● **Instruction**
Rewrite each of the entries below, substituting "choice-text" for every occurrence of "option-text" and keeping all other text unchanged.

[A run of entries]
-- Start --

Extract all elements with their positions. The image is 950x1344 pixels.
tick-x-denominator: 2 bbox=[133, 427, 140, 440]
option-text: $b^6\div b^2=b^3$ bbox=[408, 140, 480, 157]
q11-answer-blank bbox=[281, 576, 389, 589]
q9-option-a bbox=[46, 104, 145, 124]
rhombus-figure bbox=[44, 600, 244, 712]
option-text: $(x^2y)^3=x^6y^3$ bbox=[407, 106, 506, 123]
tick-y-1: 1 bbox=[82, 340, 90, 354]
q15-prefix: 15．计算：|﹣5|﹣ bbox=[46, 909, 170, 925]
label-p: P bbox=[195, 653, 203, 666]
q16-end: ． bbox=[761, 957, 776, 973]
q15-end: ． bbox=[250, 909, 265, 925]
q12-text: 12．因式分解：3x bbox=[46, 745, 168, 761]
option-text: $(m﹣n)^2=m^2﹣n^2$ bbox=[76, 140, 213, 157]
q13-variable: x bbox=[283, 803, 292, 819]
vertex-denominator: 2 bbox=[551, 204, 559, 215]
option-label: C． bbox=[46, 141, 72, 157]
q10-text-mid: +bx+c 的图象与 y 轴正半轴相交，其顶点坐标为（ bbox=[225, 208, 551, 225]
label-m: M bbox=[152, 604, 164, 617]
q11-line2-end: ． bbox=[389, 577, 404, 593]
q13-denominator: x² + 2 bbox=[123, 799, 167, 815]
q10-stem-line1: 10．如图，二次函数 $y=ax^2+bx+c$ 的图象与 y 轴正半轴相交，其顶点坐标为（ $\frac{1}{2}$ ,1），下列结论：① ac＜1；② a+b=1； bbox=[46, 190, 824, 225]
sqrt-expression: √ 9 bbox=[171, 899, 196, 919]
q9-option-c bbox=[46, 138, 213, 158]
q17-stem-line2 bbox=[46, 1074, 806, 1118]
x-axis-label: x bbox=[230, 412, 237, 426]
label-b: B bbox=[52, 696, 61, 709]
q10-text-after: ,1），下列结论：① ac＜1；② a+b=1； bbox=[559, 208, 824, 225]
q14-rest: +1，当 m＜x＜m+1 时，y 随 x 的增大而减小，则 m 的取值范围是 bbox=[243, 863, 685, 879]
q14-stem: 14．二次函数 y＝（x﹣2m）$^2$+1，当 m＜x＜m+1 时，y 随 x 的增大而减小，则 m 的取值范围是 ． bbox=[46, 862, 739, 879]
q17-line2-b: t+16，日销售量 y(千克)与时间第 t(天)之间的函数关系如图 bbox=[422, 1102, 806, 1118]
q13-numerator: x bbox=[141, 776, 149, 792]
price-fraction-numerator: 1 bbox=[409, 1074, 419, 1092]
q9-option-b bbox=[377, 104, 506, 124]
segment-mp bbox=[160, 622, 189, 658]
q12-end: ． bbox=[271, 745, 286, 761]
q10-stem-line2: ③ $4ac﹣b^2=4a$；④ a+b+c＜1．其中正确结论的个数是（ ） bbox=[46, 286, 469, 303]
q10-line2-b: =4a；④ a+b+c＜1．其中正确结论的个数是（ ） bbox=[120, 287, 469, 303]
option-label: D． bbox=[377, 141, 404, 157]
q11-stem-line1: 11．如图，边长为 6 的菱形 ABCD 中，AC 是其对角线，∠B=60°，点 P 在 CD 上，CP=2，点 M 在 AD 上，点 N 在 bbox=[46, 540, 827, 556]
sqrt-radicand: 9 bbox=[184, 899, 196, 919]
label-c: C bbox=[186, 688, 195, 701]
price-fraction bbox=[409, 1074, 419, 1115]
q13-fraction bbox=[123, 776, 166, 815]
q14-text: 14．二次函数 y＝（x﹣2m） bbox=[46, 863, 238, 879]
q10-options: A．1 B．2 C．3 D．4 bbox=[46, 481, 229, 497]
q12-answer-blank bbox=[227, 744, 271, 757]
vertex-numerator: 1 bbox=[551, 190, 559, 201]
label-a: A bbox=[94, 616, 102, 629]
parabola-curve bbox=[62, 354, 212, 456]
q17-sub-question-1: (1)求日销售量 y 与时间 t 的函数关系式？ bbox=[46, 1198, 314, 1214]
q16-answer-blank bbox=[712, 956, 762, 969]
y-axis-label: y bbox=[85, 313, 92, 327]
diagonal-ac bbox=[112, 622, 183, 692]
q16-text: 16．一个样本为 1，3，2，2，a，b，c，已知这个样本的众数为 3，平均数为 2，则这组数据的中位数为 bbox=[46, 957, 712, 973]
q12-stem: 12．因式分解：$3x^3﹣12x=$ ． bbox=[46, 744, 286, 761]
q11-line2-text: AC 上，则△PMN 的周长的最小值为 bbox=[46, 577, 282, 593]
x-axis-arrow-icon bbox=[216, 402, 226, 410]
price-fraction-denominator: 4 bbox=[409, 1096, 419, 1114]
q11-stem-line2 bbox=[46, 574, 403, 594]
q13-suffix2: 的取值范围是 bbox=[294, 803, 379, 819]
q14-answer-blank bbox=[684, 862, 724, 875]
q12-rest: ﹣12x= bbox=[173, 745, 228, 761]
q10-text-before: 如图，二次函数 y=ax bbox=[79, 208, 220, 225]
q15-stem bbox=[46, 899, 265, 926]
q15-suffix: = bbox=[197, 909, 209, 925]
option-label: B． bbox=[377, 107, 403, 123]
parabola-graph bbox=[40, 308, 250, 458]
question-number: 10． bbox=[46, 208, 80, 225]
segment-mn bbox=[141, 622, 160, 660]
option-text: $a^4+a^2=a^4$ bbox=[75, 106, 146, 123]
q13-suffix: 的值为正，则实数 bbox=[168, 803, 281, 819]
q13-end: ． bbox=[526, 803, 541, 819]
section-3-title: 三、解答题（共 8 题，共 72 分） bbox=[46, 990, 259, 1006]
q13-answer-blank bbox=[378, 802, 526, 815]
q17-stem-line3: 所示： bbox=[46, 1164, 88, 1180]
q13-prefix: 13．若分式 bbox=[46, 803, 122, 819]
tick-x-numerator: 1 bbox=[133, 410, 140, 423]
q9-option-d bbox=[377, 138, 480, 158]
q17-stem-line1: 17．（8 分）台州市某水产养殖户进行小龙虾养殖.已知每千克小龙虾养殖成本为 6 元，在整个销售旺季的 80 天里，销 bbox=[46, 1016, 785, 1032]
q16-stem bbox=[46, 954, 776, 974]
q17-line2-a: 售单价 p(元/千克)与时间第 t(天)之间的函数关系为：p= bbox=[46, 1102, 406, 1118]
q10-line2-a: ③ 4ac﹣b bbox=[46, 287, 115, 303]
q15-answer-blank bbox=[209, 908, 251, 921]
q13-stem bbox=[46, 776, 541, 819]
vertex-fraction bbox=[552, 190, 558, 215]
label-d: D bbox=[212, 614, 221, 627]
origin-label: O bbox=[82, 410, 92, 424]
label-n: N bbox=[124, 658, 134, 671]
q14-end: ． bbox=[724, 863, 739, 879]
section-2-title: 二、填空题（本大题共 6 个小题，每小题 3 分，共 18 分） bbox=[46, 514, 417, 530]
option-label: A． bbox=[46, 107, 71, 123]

-- End --

● **Written response**
Extract all elements with their positions. The image is 950x1344 pixels.
tick-x-denominator: 2 bbox=[133, 427, 140, 440]
choice-text: $b^6\div b^2=b^3$ bbox=[408, 140, 480, 157]
q11-answer-blank bbox=[281, 576, 389, 589]
q9-option-a bbox=[46, 104, 145, 124]
rhombus-figure bbox=[44, 600, 244, 712]
choice-text: $(x^2y)^3=x^6y^3$ bbox=[407, 106, 506, 123]
tick-y-1: 1 bbox=[82, 340, 90, 354]
q15-prefix: 15．计算：|﹣5|﹣ bbox=[46, 909, 170, 925]
label-p: P bbox=[195, 653, 203, 666]
q16-end: ． bbox=[761, 957, 776, 973]
q15-end: ． bbox=[250, 909, 265, 925]
q12-text: 12．因式分解：3x bbox=[46, 745, 168, 761]
choice-text: $(m﹣n)^2=m^2﹣n^2$ bbox=[76, 140, 213, 157]
q13-variable: x bbox=[283, 803, 292, 819]
vertex-denominator: 2 bbox=[551, 204, 559, 215]
option-label: C． bbox=[46, 141, 72, 157]
q10-text-mid: +bx+c 的图象与 y 轴正半轴相交，其顶点坐标为（ bbox=[225, 208, 551, 225]
label-m: M bbox=[152, 604, 164, 617]
q11-line2-end: ． bbox=[389, 577, 404, 593]
q13-denominator: x² + 2 bbox=[123, 799, 167, 815]
q10-stem-line1: 10．如图，二次函数 $y=ax^2+bx+c$ 的图象与 y 轴正半轴相交，其顶点坐标为（ $\frac{1}{2}$ ,1），下列结论：① ac＜1；② a+b=1； bbox=[46, 190, 824, 225]
sqrt-expression: √ 9 bbox=[171, 899, 196, 919]
q9-option-c bbox=[46, 138, 213, 158]
q17-stem-line2 bbox=[46, 1074, 806, 1118]
x-axis-label: x bbox=[230, 412, 237, 426]
label-b: B bbox=[52, 696, 61, 709]
q10-text-after: ,1），下列结论：① ac＜1；② a+b=1； bbox=[559, 208, 824, 225]
q14-rest: +1，当 m＜x＜m+1 时，y 随 x 的增大而减小，则 m 的取值范围是 bbox=[243, 863, 685, 879]
q14-stem: 14．二次函数 y＝（x﹣2m）$^2$+1，当 m＜x＜m+1 时，y 随 x 的增大而减小，则 m 的取值范围是 ． bbox=[46, 862, 739, 879]
q17-line2-b: t+16，日销售量 y(千克)与时间第 t(天)之间的函数关系如图 bbox=[422, 1102, 806, 1118]
q13-numerator: x bbox=[141, 776, 149, 792]
price-fraction-numerator: 1 bbox=[409, 1074, 419, 1092]
q9-option-b bbox=[377, 104, 506, 124]
segment-mp bbox=[160, 622, 189, 658]
q12-end: ． bbox=[271, 745, 286, 761]
q10-stem-line2: ③ $4ac﹣b^2=4a$；④ a+b+c＜1．其中正确结论的个数是（ ） bbox=[46, 286, 469, 303]
q10-line2-b: =4a；④ a+b+c＜1．其中正确结论的个数是（ ） bbox=[120, 287, 469, 303]
option-label: D． bbox=[377, 141, 404, 157]
q11-stem-line1: 11．如图，边长为 6 的菱形 ABCD 中，AC 是其对角线，∠B=60°，点 P 在 CD 上，CP=2，点 M 在 AD 上，点 N 在 bbox=[46, 540, 827, 556]
sqrt-radicand: 9 bbox=[184, 899, 196, 919]
label-c: C bbox=[186, 688, 195, 701]
price-fraction bbox=[409, 1074, 419, 1115]
q13-fraction bbox=[123, 776, 166, 815]
q14-text: 14．二次函数 y＝（x﹣2m） bbox=[46, 863, 238, 879]
q10-options: A．1 B．2 C．3 D．4 bbox=[46, 481, 229, 497]
q12-answer-blank bbox=[227, 744, 271, 757]
vertex-numerator: 1 bbox=[551, 190, 559, 201]
label-a: A bbox=[94, 616, 102, 629]
parabola-curve bbox=[62, 354, 212, 456]
q17-sub-question-1: (1)求日销售量 y 与时间 t 的函数关系式？ bbox=[46, 1198, 314, 1214]
q16-answer-blank bbox=[712, 956, 762, 969]
y-axis-label: y bbox=[85, 313, 92, 327]
diagonal-ac bbox=[112, 622, 183, 692]
q16-text: 16．一个样本为 1，3，2，2，a，b，c，已知这个样本的众数为 3，平均数为 2，则这组数据的中位数为 bbox=[46, 957, 712, 973]
q12-stem: 12．因式分解：$3x^3﹣12x=$ ． bbox=[46, 744, 286, 761]
q11-line2-text: AC 上，则△PMN 的周长的最小值为 bbox=[46, 577, 282, 593]
x-axis-arrow-icon bbox=[216, 402, 226, 410]
price-fraction-denominator: 4 bbox=[409, 1096, 419, 1114]
q11-stem-line2 bbox=[46, 574, 403, 594]
q13-suffix2: 的取值范围是 bbox=[294, 803, 379, 819]
q14-answer-blank bbox=[684, 862, 724, 875]
q12-rest: ﹣12x= bbox=[173, 745, 228, 761]
q10-text-before: 如图，二次函数 y=ax bbox=[79, 208, 220, 225]
q15-stem bbox=[46, 899, 265, 926]
q15-suffix: = bbox=[197, 909, 209, 925]
option-label: B． bbox=[377, 107, 403, 123]
parabola-graph bbox=[40, 308, 250, 458]
question-number: 10． bbox=[46, 208, 80, 225]
segment-mn bbox=[141, 622, 160, 660]
choice-text: $a^4+a^2=a^4$ bbox=[75, 106, 146, 123]
q13-suffix: 的值为正，则实数 bbox=[168, 803, 281, 819]
q13-end: ． bbox=[526, 803, 541, 819]
section-3-title: 三、解答题（共 8 题，共 72 分） bbox=[46, 990, 259, 1006]
q13-answer-blank bbox=[378, 802, 526, 815]
q17-stem-line3: 所示： bbox=[46, 1164, 88, 1180]
q13-prefix: 13．若分式 bbox=[46, 803, 122, 819]
tick-x-numerator: 1 bbox=[133, 410, 140, 423]
q9-option-d bbox=[377, 138, 480, 158]
q17-stem-line1: 17．（8 分）台州市某水产养殖户进行小龙虾养殖.已知每千克小龙虾养殖成本为 6 元，在整个销售旺季的 80 天里，销 bbox=[46, 1016, 785, 1032]
q16-stem bbox=[46, 954, 776, 974]
q17-line2-a: 售单价 p(元/千克)与时间第 t(天)之间的函数关系为：p= bbox=[46, 1102, 406, 1118]
q10-line2-a: ③ 4ac﹣b bbox=[46, 287, 115, 303]
q15-answer-blank bbox=[209, 908, 251, 921]
q13-stem bbox=[46, 776, 541, 819]
vertex-fraction bbox=[552, 190, 558, 215]
label-d: D bbox=[212, 614, 221, 627]
origin-label: O bbox=[82, 410, 92, 424]
label-n: N bbox=[124, 658, 134, 671]
q14-end: ． bbox=[724, 863, 739, 879]
section-2-title: 二、填空题（本大题共 6 个小题，每小题 3 分，共 18 分） bbox=[46, 514, 417, 530]
option-label: A． bbox=[46, 107, 71, 123]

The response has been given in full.